Required tasks:
A: Answer these from the essay on management:
(i) What date does it carry?
(ii) What does it say is managers' daily responsibility under the industrial theory of management?
(iii) What does it call much more important than forecasting or planning?
B: In the essay on management, swap out "top managers" and put "senior executives" in its place, then give the passage between "The industrial theory" and "is going on.", inclusive.
C: Please list every question that the essay on management asks.

Document extract:

The future under construction
October 31, 2011
The approaches of industrial management have given us remarkable material well-being over the last few centuries, but are increasingly being criticized for not being suited to handling the needs of today. Organizations need to excel in innovation. Companies also need to embrace rapid change and uncertainty. Some of the most creative ones have even gone so far as to take a “let’s just do cool things and see what happens” approach, trying to avoid traditional governance systems. Is this yet another sign that management is in crisis?
The industrial theory of management is based on top managers choosing the future of their organization and guiding its development in the right direction. The belief is that managers can make useful forecasts and set goals. Their daily responsibility is to monitor activities to identify gaps between the goals and actual outcomes so that the gaps can be closed. Uncertainty plays a minor role. Managers know what is going on.
Every business is a set of assumptions that are taken as given, thus reducing the perceived uncertainty. The whole plan–execute cycle is a process designed to prove those assumptions correct. But assumptions are never totally right most often not totally wrong, either. Accordingly, it is quite seldom that ideas are turned into a successful business in just the way described in the business plan. Things change.
In conditions of rapid change and uncertainty, there have to be systematic processes indicating progress and new opportunities as they emerge. This is much more important than forecasting or planning. It is about testing the assumptions continuously and signalling which assumptions are helpful and which are not. It is about finding out repeatedly which of the efforts are creating value and which are wasteful. Are we on the right track? Are we progressing? What new possibilities have become visible?

Element position data:
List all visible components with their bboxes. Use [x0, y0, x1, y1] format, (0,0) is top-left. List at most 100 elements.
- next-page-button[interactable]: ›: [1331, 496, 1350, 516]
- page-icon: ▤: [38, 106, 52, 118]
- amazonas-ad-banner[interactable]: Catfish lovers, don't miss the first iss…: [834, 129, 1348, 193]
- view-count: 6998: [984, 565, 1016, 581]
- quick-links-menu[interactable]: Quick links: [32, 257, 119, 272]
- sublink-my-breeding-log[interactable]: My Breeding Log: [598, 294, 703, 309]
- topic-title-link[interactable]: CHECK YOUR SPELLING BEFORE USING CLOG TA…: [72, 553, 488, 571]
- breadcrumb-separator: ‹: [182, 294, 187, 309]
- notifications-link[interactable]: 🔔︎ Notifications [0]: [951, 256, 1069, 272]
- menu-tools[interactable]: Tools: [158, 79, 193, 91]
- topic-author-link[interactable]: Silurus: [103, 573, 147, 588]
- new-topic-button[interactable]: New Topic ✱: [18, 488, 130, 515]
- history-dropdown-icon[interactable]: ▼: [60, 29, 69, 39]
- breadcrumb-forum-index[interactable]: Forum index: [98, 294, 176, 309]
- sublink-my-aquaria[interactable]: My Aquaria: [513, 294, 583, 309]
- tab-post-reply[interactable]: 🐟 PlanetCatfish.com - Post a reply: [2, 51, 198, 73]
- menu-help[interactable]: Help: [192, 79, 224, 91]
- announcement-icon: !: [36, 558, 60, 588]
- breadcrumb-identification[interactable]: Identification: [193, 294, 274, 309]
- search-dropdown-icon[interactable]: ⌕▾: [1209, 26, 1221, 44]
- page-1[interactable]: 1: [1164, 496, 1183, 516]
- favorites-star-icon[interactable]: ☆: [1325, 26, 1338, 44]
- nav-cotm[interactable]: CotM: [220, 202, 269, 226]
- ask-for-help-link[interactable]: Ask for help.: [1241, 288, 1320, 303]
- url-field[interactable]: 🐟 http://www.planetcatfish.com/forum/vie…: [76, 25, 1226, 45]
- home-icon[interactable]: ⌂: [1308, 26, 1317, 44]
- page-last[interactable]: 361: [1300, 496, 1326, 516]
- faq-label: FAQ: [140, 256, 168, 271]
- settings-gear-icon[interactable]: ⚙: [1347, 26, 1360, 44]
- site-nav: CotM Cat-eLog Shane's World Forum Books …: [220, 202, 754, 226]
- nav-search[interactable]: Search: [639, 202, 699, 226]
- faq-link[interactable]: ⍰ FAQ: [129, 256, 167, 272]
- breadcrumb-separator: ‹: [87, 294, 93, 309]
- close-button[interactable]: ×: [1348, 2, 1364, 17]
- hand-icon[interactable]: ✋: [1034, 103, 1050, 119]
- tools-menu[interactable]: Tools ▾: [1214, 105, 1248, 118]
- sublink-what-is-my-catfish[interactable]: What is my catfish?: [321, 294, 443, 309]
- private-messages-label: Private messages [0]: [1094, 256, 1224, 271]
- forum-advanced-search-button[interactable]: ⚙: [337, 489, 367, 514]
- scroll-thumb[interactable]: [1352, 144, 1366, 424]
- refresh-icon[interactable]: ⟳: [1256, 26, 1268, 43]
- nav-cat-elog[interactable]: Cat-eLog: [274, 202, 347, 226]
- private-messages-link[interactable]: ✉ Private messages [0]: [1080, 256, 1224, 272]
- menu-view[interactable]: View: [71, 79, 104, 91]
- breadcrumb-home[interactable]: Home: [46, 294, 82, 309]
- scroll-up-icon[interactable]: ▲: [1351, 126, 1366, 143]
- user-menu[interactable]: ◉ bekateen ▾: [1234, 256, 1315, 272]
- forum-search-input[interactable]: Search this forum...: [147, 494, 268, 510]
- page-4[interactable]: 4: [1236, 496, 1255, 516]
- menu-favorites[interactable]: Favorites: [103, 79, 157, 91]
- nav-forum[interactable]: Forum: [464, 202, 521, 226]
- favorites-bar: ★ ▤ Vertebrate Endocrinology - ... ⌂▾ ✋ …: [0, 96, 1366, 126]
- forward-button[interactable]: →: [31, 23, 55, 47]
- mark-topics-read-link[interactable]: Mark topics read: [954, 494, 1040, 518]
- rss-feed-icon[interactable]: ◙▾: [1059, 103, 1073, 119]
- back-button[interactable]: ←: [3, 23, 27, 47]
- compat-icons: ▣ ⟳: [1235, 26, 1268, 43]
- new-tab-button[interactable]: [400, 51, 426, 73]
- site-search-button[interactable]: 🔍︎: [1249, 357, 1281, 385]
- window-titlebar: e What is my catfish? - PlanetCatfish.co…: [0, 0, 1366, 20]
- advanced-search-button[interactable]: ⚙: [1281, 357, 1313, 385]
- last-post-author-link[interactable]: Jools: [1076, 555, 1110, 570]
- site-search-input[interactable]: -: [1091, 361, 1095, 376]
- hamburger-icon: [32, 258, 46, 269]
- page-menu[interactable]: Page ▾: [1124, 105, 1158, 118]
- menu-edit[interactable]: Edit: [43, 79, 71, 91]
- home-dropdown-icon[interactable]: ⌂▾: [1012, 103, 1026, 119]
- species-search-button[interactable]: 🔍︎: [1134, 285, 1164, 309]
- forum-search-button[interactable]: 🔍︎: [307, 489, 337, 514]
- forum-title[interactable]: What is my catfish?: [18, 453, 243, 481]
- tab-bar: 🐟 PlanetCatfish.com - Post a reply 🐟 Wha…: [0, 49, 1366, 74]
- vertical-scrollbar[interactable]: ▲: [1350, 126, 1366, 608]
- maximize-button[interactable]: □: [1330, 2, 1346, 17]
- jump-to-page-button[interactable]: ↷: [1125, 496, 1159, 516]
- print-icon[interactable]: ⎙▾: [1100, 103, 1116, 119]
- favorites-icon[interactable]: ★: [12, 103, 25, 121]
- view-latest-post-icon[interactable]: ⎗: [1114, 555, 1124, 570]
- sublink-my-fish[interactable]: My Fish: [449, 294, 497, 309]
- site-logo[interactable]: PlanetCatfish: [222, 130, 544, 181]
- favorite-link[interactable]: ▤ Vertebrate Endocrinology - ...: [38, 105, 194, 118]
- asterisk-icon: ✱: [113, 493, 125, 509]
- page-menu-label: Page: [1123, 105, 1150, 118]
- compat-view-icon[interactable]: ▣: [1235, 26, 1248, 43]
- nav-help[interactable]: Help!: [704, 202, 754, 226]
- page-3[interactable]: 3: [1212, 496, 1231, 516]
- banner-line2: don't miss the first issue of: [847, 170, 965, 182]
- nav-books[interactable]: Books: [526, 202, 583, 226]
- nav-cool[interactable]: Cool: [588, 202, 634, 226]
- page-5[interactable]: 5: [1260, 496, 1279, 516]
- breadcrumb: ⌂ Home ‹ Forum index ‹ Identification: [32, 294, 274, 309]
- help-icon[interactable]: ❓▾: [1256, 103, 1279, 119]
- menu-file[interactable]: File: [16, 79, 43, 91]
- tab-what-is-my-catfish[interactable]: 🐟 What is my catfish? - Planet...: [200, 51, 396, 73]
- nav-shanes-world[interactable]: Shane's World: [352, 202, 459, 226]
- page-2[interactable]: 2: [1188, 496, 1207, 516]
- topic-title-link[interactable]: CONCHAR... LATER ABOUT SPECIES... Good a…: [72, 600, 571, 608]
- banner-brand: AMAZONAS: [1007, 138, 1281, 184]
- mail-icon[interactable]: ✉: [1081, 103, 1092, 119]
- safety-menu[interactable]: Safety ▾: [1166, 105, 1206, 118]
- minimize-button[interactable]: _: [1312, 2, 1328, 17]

Answers below:
A:
(i) October 31, 2011
(ii) To monitor activities to identify gaps between the goals and actual outcomes so that the gaps can be closed.
(iii) Systematic processes indicating progress and new opportunities as they emerge.

B:
The industrial theory of management is based on senior executives choosing the future of their organization and guiding its development in the right direction. The belief is that managers can make useful forecasts and set goals. Their daily responsibility is to monitor activities to identify gaps between the goals and actual outcomes so that the gaps can be closed. Uncertainty plays a minor role. Managers know what is going on.

C:
Is this yet another sign that management is in crisis?
Are we on the right track?
Are we progressing?
What new possibilities have become visible?